Problem —
Find how many lines hold the word "title". Give only the number.

-- Begin --

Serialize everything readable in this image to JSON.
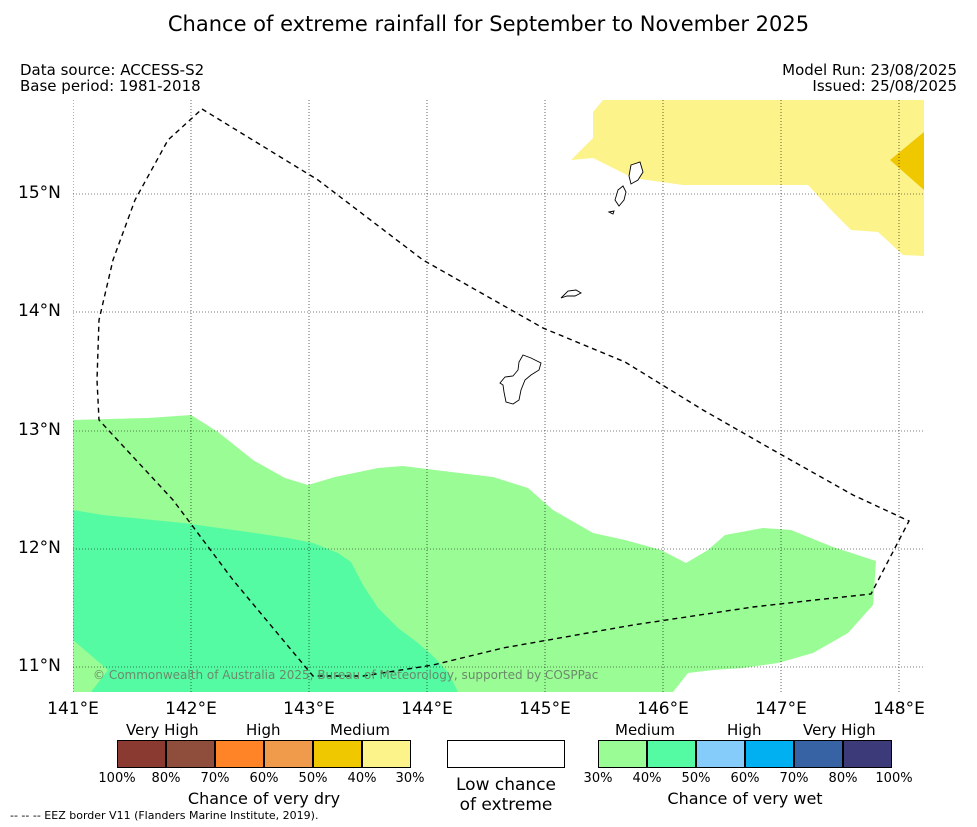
{
  "title": "Chance of extreme rainfall for September to November 2025",
  "meta": {
    "data_source": "Data source: ACCESS-S2",
    "base_period": "Base period: 1981-2018",
    "model_run": "Model Run: 23/08/2025",
    "issued": "Issued: 25/08/2025"
  },
  "map": {
    "lon_ticks": [
      "141°E",
      "142°E",
      "143°E",
      "144°E",
      "145°E",
      "146°E",
      "147°E",
      "148°E"
    ],
    "lat_ticks": [
      "15°N",
      "14°N",
      "13°N",
      "12°N",
      "11°N"
    ],
    "copyright": "© Commonwealth of Australia 2025, Bureau of Meteorology, supported by COSPPac",
    "colors": {
      "wet_medium": "#9afc94",
      "wet_high": "#55fba3",
      "dry_medium": "#fdf38b",
      "dry_high": "#f0c800",
      "eez_border": "#000000"
    }
  },
  "legend": {
    "dry": {
      "headers": [
        "Very High",
        "High",
        "Medium"
      ],
      "colors": [
        "#8b3a32",
        "#8e4e3b",
        "#fe8427",
        "#ef9b4b",
        "#f0c800",
        "#fdf38b"
      ],
      "ticks": [
        "100%",
        "80%",
        "70%",
        "60%",
        "50%",
        "40%",
        "30%"
      ],
      "title": "Chance of very dry"
    },
    "low": {
      "line1": "Low chance",
      "line2": "of extreme"
    },
    "wet": {
      "headers": [
        "Medium",
        "High",
        "Very High"
      ],
      "colors": [
        "#9afc94",
        "#55fba3",
        "#86ccfb",
        "#00b0f0",
        "#3762a3",
        "#3d3a79"
      ],
      "ticks": [
        "30%",
        "40%",
        "50%",
        "60%",
        "70%",
        "80%",
        "100%"
      ],
      "title": "Chance of very wet"
    }
  },
  "footer": "--  --  -- EEZ border V11 (Flanders Marine Institute, 2019)."
}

-- End --

Output for this task —
3